_STATED EXERCISE_. Reproduce each line of the listing below precisely as it appears.

═══ LISTED RECORDS ═══

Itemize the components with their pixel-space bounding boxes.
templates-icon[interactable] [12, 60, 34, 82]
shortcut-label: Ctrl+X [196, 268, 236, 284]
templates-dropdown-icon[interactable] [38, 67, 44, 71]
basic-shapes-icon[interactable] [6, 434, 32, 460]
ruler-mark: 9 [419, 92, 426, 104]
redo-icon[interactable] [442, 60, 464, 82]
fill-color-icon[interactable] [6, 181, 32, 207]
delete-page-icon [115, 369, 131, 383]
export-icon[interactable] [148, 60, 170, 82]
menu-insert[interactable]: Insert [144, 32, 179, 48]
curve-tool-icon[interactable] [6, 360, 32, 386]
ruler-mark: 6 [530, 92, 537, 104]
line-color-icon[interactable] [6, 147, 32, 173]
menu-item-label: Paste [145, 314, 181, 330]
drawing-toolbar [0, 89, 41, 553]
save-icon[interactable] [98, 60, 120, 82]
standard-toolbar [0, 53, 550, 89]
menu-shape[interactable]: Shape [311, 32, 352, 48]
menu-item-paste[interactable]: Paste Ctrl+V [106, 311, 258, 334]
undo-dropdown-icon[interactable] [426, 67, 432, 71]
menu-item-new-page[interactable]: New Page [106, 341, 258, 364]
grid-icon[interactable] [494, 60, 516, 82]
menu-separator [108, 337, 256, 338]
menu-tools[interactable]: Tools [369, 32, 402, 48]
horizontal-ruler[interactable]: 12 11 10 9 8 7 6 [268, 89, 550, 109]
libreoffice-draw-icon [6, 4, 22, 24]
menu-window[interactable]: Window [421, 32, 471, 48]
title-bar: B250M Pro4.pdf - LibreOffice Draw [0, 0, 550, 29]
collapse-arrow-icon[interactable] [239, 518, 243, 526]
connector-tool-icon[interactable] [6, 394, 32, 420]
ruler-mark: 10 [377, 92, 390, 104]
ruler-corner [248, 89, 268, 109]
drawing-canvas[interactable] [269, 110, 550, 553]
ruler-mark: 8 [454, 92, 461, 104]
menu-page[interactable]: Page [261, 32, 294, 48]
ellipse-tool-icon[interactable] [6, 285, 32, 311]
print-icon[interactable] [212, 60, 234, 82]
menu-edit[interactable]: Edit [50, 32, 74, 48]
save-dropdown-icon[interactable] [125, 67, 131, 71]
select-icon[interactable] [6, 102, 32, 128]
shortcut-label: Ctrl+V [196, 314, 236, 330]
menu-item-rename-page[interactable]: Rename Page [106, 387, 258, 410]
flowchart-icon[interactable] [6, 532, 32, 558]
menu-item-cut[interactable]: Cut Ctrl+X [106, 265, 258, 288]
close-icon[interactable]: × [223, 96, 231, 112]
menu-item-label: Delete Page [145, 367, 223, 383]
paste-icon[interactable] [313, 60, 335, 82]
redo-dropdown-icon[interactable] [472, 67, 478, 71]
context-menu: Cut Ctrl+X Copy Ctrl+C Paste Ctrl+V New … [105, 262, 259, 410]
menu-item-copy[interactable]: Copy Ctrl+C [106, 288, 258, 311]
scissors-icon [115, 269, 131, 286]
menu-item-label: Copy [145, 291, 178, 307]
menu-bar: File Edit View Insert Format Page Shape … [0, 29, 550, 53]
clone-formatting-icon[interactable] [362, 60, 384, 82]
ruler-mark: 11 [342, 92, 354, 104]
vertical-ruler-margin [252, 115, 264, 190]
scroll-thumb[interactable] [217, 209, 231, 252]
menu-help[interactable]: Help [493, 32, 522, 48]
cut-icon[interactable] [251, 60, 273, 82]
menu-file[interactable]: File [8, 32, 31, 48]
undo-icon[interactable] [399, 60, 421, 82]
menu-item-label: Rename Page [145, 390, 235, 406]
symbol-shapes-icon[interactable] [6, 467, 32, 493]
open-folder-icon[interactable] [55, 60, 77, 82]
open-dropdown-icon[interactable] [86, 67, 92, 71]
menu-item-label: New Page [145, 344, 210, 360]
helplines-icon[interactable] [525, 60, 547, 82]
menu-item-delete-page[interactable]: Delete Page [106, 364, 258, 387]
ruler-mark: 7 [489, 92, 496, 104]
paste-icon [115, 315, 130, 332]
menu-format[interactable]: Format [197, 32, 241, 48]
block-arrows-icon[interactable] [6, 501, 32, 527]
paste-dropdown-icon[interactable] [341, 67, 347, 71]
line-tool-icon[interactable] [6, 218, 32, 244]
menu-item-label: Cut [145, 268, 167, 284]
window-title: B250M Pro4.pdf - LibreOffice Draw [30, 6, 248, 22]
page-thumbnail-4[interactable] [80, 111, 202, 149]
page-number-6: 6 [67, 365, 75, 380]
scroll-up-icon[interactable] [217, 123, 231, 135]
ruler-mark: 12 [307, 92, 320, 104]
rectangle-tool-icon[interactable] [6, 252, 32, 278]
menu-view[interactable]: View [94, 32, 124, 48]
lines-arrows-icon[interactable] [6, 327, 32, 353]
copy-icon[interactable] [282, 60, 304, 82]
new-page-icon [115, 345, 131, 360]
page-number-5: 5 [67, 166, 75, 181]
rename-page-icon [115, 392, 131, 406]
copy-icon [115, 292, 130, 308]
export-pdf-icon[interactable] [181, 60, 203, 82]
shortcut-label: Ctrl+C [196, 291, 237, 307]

═══

_REPLY TO THE TASK_.
Itemize the components with their pixel-space bounding boxes.
templates-icon[interactable] [12, 60, 34, 82]
shortcut-label: Ctrl+X [196, 268, 236, 284]
templates-dropdown-icon[interactable] [38, 67, 44, 71]
basic-shapes-icon[interactable] [6, 434, 32, 460]
ruler-mark: 9 [419, 92, 426, 104]
redo-icon[interactable] [442, 60, 464, 82]
fill-color-icon[interactable] [6, 181, 32, 207]
delete-page-icon [115, 369, 131, 383]
export-icon[interactable] [148, 60, 170, 82]
menu-insert[interactable]: Insert [144, 32, 179, 48]
curve-tool-icon[interactable] [6, 360, 32, 386]
ruler-mark: 6 [530, 92, 537, 104]
line-color-icon[interactable] [6, 147, 32, 173]
menu-item-label: Paste [145, 314, 181, 330]
drawing-toolbar [0, 89, 41, 553]
save-icon[interactable] [98, 60, 120, 82]
standard-toolbar [0, 53, 550, 89]
menu-shape[interactable]: Shape [311, 32, 352, 48]
menu-item-paste[interactable]: Paste Ctrl+V [106, 311, 258, 334]
undo-dropdown-icon[interactable] [426, 67, 432, 71]
menu-item-new-page[interactable]: New Page [106, 341, 258, 364]
grid-icon[interactable] [494, 60, 516, 82]
menu-separator [108, 337, 256, 338]
menu-tools[interactable]: Tools [369, 32, 402, 48]
horizontal-ruler[interactable]: 12 11 10 9 8 7 6 [268, 89, 550, 109]
libreoffice-draw-icon [6, 4, 22, 24]
menu-window[interactable]: Window [421, 32, 471, 48]
title-bar: B250M Pro4.pdf - LibreOffice Draw [0, 0, 550, 29]
collapse-arrow-icon[interactable] [239, 518, 243, 526]
connector-tool-icon[interactable] [6, 394, 32, 420]
ruler-mark: 10 [377, 92, 390, 104]
ruler-corner [248, 89, 268, 109]
drawing-canvas[interactable] [269, 110, 550, 553]
ruler-mark: 8 [454, 92, 461, 104]
menu-page[interactable]: Page [261, 32, 294, 48]
ellipse-tool-icon[interactable] [6, 285, 32, 311]
print-icon[interactable] [212, 60, 234, 82]
menu-edit[interactable]: Edit [50, 32, 74, 48]
save-dropdown-icon[interactable] [125, 67, 131, 71]
select-icon[interactable] [6, 102, 32, 128]
shortcut-label: Ctrl+V [196, 314, 236, 330]
menu-item-rename-page[interactable]: Rename Page [106, 387, 258, 410]
flowchart-icon[interactable] [6, 532, 32, 558]
menu-item-cut[interactable]: Cut Ctrl+X [106, 265, 258, 288]
close-icon[interactable]: × [223, 96, 231, 112]
menu-item-label: Delete Page [145, 367, 223, 383]
paste-icon[interactable] [313, 60, 335, 82]
redo-dropdown-icon[interactable] [472, 67, 478, 71]
context-menu: Cut Ctrl+X Copy Ctrl+C Paste Ctrl+V New … [105, 262, 259, 410]
menu-item-copy[interactable]: Copy Ctrl+C [106, 288, 258, 311]
scissors-icon [115, 269, 131, 286]
menu-item-label: Copy [145, 291, 178, 307]
menu-bar: File Edit View Insert Format Page Shape … [0, 29, 550, 53]
clone-formatting-icon[interactable] [362, 60, 384, 82]
ruler-mark: 11 [342, 92, 354, 104]
vertical-ruler-margin [252, 115, 264, 190]
scroll-thumb[interactable] [217, 209, 231, 252]
menu-help[interactable]: Help [493, 32, 522, 48]
cut-icon[interactable] [251, 60, 273, 82]
menu-file[interactable]: File [8, 32, 31, 48]
undo-icon[interactable] [399, 60, 421, 82]
menu-item-label: Rename Page [145, 390, 235, 406]
symbol-shapes-icon[interactable] [6, 467, 32, 493]
open-folder-icon[interactable] [55, 60, 77, 82]
open-dropdown-icon[interactable] [86, 67, 92, 71]
menu-item-label: New Page [145, 344, 210, 360]
helplines-icon[interactable] [525, 60, 547, 82]
menu-item-delete-page[interactable]: Delete Page [106, 364, 258, 387]
ruler-mark: 7 [489, 92, 496, 104]
paste-icon [115, 315, 130, 332]
menu-format[interactable]: Format [197, 32, 241, 48]
block-arrows-icon[interactable] [6, 501, 32, 527]
paste-dropdown-icon[interactable] [341, 67, 347, 71]
line-tool-icon[interactable] [6, 218, 32, 244]
menu-item-label: Cut [145, 268, 167, 284]
window-title: B250M Pro4.pdf - LibreOffice Draw [30, 6, 248, 22]
page-thumbnail-4[interactable] [80, 111, 202, 149]
page-number-6: 6 [67, 365, 75, 380]
scroll-up-icon[interactable] [217, 123, 231, 135]
ruler-mark: 12 [307, 92, 320, 104]
rectangle-tool-icon[interactable] [6, 252, 32, 278]
menu-view[interactable]: View [94, 32, 124, 48]
lines-arrows-icon[interactable] [6, 327, 32, 353]
copy-icon[interactable] [282, 60, 304, 82]
new-page-icon [115, 345, 131, 360]
page-number-5: 5 [67, 166, 75, 181]
rename-page-icon [115, 392, 131, 406]
copy-icon [115, 292, 130, 308]
export-pdf-icon[interactable] [181, 60, 203, 82]
shortcut-label: Ctrl+C [196, 291, 237, 307]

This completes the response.